Naquela época idílica dos anos 60 e 70, quando as sapatarias começaram a brotar como cogumelos após a chuva, lembro-me de como algumas delas se estabeleceram ao lado de um bolão da vila, que também funcionava como clube de danças. Uma família corajosa e pioneira decidiu se aventurar nesse campo e permaneceu algum tempo em nossa pequena comunidade. Uma das filhas dessa família estudava comigo na escola primária.

Em busca de novas oportunidades, essa família fez uma permuta com um refinado sapateiro de Santo Antônio do Sudoeste, que passou a ocupar tanto o espaço da sapataria quanto o do bolão.

Não consigo esquecer essa família, pois eles eram um grupo de jovens entusiasmados, com quem compartilhei muitos momentos de estudo. O irmão mais velho, um habilidoso meio-esquerda, tinha um estilo de jogo que rivalizava até com o lendário Mário Sérgio.

Rapidamente, eles se adaptaram ao nosso cantinho, continuando a tradição do negócio de calçados e acrescentando um brilhante tempero ao bolão, onde eu, em troca de geladinhos de Ki-Suco, atuava como armador de bolão em alguns finais de semana.

No entanto, a verdadeira joia na coroa dessa família era sua cultura. Originários de uma cidade já estabelecida, eles trouxeram consigo o inestimável prazer de nos apresentar aos quadrinhos e revistas do Tex e a Revista Placar. Até então, nem desconfiávamos da existência de tais maravilhas.

Serei eternamente grato a eles por compartilharem seus gibis e revistinhas conosco, pois a alegria de mergulhar nas histórias do avarento Tio Patinhas e acompanhar as travessuras dos sobrinhos Huguinho, Zezinho e Luizinho era incomparável. Além disso, as empolgantes aventuras do Velho Oeste, estreladas pelo valente Tex, nos arrebatavam por horas a fio, bem como as matérias sobre esportes que eu adorava acompanhar.

**Dados mostrados**

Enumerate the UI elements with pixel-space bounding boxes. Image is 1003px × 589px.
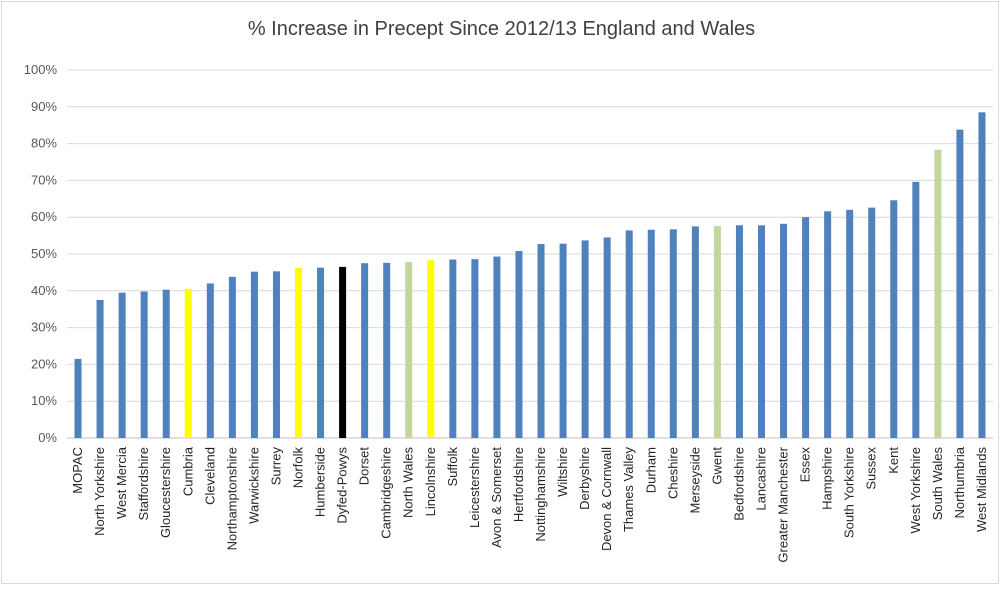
bar (559, 243, 567, 438)
bar (934, 149, 942, 438)
bar (603, 237, 611, 438)
x-category-label: Bedfordshire (731, 447, 746, 521)
bar (735, 225, 743, 438)
x-category-label: Cleveland (202, 447, 217, 505)
x-category-label: MOPAC (70, 447, 85, 494)
bar (449, 259, 457, 438)
x-category-label: South Yorkshire (842, 447, 857, 538)
bar (96, 300, 104, 438)
x-category-label: Staffordshire (136, 447, 151, 520)
x-category-label: Dyfed-Powys (335, 447, 350, 524)
x-category-label: West Mercia (114, 446, 129, 519)
bar (625, 230, 633, 438)
bar (405, 262, 413, 438)
bar (206, 283, 214, 438)
x-category-label: Hertfordshire (511, 447, 526, 522)
x-category-label: Derbyshire (577, 447, 592, 510)
x-category-label: Dorset (357, 447, 372, 486)
y-tick-label: 10% (31, 393, 57, 408)
bar (383, 262, 391, 438)
y-tick-label: 0% (38, 430, 57, 445)
bar (956, 129, 964, 438)
x-category-label: Suffolk (445, 447, 460, 487)
x-category-label: West Yorkshire (908, 447, 923, 533)
y-tick-label: 30% (31, 320, 57, 335)
bar (515, 251, 523, 438)
chart-title: % Increase in Precept Since 2012/13 Engl… (247, 18, 756, 40)
bar (471, 259, 479, 438)
bar (250, 271, 258, 438)
bar (272, 271, 280, 438)
bar (140, 291, 148, 438)
x-category-label: Surrey (268, 447, 283, 486)
y-tick-label: 40% (31, 283, 57, 298)
bar (184, 288, 192, 438)
x-category-label: Northumbria (952, 446, 967, 518)
x-category-label: Humberside (313, 447, 328, 517)
x-category-label: Devon & Cornwall (599, 447, 614, 551)
bar (978, 112, 986, 438)
x-category-label: Cambridgeshire (379, 447, 394, 539)
x-category-label: Lancashire (754, 447, 769, 511)
x-category-label: Nottinghamshire (533, 447, 548, 542)
bar (361, 263, 369, 438)
y-tick-label: 70% (31, 172, 57, 187)
bar (890, 200, 898, 438)
bar (868, 207, 876, 438)
x-category-label: Wiltshire (555, 447, 570, 497)
x-category-label: Cumbria (180, 446, 195, 496)
y-tick-label: 60% (31, 209, 57, 224)
x-category-label: Kent (886, 447, 901, 474)
bar (537, 244, 545, 438)
x-category-label: Warwickshire (246, 447, 261, 524)
bar (912, 181, 920, 438)
y-tick-label: 50% (31, 246, 57, 261)
bar (228, 276, 236, 438)
x-category-label: Cheshire (665, 447, 680, 499)
bar (647, 229, 655, 438)
x-category-label: Greater Manchester (776, 446, 791, 562)
x-category-label: Northamptonshire (224, 447, 239, 550)
y-tick-label: 20% (31, 356, 57, 371)
bar (713, 226, 721, 438)
x-category-label: Gloucestershire (158, 447, 173, 538)
x-category-label: Sussex (864, 447, 879, 490)
bar (780, 223, 788, 438)
x-category-label: Merseyside (687, 447, 702, 513)
x-category-label: West Midlands (974, 447, 989, 533)
x-category-label: Durham (643, 447, 658, 493)
bar (493, 256, 501, 438)
y-tick-label: 80% (31, 136, 57, 151)
bar (427, 260, 435, 438)
bar (758, 225, 765, 438)
x-category-label: Thames Valley (621, 447, 636, 533)
x-category-label: Lincolnshire (423, 447, 438, 516)
bar (162, 289, 170, 438)
y-tick-label: 100% (24, 62, 58, 77)
x-category-label: South Wales (930, 447, 945, 521)
bar (295, 267, 302, 438)
bar (691, 226, 699, 438)
x-category-label: Avon & Somerset (489, 447, 504, 548)
x-category-label: Leicestershire (467, 447, 482, 528)
x-category-label: Gwent (709, 447, 724, 485)
x-category-label: North Yorkshire (92, 447, 107, 536)
bar (74, 358, 82, 438)
bar (802, 217, 810, 438)
bar (669, 229, 677, 438)
x-category-label: Norfolk (291, 447, 306, 489)
bar (317, 267, 325, 438)
x-category-label: Hampshire (820, 447, 835, 510)
bar (118, 292, 126, 438)
x-category-label: Essex (798, 447, 813, 483)
y-tick-label: 90% (31, 99, 57, 114)
bar (846, 209, 854, 438)
x-category-label: North Wales (401, 447, 416, 519)
bar (824, 211, 832, 438)
bar (581, 240, 589, 438)
bar (339, 266, 347, 438)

**O que fazer**
Faça um resumo do relato em exatamente duas frases.

**Resposta esperada**
O relato lembra uma família pioneira que, nos anos 60 e 70, entrou no ramo das sapatarias ao lado do bolão da vila e depois fez uma troca com um sapateiro de Santo Antônio do Sudoeste, que passou a ocupar a sapataria e o bolão. Também fala da gratidão eterna à família por ter apresentado à comunidade os quadrinhos do Tex, a Revista Placar e as histórias do Tio Patinhas e dos sobrinhos Huguinho, Zezinho e Luizinho.